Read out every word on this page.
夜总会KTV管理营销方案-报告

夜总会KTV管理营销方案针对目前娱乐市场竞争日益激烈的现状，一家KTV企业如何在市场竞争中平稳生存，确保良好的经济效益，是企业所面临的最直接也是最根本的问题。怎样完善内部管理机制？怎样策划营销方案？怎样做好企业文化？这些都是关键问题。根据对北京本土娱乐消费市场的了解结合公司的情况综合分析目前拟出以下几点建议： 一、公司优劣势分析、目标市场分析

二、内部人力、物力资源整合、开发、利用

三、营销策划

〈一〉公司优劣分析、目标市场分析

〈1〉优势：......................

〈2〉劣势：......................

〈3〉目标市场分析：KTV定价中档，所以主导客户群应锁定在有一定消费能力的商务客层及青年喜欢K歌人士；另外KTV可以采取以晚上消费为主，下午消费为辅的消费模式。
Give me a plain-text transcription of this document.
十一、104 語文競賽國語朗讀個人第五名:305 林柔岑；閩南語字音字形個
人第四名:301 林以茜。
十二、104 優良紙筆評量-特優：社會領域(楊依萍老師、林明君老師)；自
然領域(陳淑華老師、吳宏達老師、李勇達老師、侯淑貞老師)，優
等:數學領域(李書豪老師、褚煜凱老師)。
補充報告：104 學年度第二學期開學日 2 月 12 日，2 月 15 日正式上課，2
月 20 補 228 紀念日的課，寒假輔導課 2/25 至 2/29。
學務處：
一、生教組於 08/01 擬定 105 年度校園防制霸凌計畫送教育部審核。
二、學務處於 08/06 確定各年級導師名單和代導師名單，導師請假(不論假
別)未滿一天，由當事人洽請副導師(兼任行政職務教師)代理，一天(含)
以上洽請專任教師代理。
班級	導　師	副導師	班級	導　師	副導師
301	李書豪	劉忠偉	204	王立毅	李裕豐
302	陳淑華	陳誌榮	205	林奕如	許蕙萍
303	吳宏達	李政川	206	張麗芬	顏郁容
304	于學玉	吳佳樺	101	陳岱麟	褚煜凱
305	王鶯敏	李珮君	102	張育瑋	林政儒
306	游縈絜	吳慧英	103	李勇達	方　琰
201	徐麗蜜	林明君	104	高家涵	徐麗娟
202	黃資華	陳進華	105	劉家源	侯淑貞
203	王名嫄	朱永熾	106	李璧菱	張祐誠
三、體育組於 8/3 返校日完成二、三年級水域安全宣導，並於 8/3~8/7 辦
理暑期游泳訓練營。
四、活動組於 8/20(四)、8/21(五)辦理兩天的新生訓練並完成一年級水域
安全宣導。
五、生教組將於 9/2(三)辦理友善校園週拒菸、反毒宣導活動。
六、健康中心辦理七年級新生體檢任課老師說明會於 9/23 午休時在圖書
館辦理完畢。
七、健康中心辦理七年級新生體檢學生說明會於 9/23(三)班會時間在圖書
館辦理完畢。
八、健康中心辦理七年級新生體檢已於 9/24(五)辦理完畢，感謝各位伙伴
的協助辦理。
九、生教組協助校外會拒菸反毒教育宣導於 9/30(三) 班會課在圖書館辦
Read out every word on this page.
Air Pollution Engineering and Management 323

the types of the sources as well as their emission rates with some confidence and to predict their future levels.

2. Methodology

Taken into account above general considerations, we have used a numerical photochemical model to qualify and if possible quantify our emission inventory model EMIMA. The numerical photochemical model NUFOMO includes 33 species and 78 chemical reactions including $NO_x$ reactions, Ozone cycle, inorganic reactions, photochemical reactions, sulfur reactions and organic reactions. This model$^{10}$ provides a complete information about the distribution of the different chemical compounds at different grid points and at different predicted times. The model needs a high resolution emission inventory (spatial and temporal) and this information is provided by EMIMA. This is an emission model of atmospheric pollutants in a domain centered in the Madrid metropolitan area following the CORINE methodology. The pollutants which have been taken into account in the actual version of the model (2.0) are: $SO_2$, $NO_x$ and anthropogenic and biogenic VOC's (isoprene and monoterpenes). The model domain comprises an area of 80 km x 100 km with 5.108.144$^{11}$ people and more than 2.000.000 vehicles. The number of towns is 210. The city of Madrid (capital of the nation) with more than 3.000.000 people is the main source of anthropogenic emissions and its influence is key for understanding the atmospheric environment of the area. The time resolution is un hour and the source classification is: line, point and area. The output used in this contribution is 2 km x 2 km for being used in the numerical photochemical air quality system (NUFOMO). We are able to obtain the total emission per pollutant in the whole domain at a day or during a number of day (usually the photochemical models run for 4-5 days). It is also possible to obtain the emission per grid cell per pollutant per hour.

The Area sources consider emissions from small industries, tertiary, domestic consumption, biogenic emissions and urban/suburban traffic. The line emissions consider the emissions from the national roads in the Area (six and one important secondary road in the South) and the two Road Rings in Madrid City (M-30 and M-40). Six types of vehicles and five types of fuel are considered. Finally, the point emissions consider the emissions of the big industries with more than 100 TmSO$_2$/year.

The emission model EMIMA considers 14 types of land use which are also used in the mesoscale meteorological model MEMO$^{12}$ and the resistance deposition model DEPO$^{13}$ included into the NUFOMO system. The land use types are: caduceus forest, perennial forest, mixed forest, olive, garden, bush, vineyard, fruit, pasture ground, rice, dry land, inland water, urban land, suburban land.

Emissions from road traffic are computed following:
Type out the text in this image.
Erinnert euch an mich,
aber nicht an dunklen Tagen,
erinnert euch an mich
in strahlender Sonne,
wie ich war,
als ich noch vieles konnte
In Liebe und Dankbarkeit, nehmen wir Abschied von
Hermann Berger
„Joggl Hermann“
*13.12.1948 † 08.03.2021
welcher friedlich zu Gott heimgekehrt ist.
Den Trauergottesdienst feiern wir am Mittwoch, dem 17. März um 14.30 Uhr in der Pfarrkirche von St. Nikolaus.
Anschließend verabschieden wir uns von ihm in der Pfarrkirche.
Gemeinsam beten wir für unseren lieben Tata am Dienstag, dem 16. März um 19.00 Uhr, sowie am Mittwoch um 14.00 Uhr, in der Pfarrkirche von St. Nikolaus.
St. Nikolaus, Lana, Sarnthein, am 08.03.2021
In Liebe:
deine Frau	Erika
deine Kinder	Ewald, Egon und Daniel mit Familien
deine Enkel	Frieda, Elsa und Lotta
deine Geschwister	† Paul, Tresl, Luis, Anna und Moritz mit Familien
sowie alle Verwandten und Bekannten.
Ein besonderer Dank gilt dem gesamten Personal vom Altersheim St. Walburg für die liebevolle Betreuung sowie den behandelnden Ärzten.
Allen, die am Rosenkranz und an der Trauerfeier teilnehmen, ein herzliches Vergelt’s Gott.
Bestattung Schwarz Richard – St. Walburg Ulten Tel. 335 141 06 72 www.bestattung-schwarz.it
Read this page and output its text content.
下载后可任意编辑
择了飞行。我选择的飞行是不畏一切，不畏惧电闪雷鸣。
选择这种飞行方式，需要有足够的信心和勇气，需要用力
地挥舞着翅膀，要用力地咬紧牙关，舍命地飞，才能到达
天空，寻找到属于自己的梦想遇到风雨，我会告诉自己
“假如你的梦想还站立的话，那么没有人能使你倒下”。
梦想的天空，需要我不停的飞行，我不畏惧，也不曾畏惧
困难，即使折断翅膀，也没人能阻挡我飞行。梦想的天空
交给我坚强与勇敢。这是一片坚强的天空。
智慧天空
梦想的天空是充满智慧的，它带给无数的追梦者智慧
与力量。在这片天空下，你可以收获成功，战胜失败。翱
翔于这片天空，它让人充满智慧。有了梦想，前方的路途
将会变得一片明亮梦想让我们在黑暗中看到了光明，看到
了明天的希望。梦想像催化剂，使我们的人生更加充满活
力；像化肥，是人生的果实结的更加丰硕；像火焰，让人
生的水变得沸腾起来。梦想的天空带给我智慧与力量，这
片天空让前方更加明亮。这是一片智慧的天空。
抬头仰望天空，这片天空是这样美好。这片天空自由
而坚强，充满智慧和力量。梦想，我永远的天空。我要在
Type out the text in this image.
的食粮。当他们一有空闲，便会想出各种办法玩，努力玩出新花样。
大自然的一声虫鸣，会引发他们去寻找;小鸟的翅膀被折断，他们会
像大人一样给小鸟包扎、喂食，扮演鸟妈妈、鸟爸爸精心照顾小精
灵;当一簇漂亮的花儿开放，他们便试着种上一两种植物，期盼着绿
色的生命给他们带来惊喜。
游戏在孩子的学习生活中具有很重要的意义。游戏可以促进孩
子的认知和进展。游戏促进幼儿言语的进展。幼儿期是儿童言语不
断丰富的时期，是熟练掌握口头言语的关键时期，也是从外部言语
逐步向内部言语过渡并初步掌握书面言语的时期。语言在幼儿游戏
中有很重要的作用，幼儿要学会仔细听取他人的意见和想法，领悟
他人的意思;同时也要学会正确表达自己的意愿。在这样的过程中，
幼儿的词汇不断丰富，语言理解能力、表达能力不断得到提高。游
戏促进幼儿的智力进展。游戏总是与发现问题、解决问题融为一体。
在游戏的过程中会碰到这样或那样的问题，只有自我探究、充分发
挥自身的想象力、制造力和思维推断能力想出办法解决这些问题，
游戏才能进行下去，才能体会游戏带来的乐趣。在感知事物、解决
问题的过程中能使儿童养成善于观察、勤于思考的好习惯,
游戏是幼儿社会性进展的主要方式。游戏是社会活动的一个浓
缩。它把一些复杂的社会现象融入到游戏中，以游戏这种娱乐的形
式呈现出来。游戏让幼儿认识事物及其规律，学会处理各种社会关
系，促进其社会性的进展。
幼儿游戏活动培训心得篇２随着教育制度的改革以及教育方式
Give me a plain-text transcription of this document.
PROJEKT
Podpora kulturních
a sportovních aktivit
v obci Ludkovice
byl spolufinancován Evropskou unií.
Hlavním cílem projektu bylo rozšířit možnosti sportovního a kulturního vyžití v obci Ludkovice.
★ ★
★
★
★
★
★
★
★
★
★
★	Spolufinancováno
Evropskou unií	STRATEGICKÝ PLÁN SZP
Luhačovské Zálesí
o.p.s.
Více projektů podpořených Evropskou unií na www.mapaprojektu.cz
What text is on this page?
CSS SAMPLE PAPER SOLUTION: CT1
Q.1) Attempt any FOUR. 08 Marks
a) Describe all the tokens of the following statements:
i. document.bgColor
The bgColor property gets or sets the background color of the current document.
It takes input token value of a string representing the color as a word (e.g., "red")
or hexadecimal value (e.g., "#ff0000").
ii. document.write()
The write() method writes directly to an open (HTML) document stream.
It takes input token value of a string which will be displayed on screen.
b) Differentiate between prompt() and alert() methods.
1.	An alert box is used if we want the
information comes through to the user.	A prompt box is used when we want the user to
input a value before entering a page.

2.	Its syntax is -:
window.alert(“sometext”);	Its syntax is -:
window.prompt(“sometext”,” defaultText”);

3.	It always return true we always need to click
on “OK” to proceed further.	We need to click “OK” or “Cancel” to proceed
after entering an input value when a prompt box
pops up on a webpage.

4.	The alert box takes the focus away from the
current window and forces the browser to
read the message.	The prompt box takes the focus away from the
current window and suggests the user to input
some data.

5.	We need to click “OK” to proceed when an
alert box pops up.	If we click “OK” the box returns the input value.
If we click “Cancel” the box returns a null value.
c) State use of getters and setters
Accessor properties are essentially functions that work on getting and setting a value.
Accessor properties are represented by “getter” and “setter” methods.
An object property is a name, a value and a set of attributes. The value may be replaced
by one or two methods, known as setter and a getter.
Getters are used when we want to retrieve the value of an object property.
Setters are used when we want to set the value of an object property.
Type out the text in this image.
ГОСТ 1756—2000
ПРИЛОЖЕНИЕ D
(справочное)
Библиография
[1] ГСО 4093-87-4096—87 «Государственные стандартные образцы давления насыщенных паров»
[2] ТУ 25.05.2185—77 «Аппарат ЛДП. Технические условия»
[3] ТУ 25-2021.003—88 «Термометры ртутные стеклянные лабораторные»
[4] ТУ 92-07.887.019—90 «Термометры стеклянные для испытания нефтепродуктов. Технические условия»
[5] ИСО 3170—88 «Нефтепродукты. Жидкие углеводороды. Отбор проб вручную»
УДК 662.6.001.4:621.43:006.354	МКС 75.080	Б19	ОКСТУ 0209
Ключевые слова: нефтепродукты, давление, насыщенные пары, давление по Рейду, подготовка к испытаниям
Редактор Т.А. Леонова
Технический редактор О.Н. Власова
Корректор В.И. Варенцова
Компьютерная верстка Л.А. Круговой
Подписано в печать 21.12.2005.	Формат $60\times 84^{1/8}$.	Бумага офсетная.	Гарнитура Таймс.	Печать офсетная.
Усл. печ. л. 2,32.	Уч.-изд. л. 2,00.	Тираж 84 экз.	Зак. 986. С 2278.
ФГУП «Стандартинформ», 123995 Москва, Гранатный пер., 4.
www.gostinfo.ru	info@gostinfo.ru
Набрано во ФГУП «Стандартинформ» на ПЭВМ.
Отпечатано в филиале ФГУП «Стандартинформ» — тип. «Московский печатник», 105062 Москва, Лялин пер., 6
——
Show each line of the data that contains the string "mich".

* [Solution below]:
Erinnert euch an mich,
erinnert euch an mich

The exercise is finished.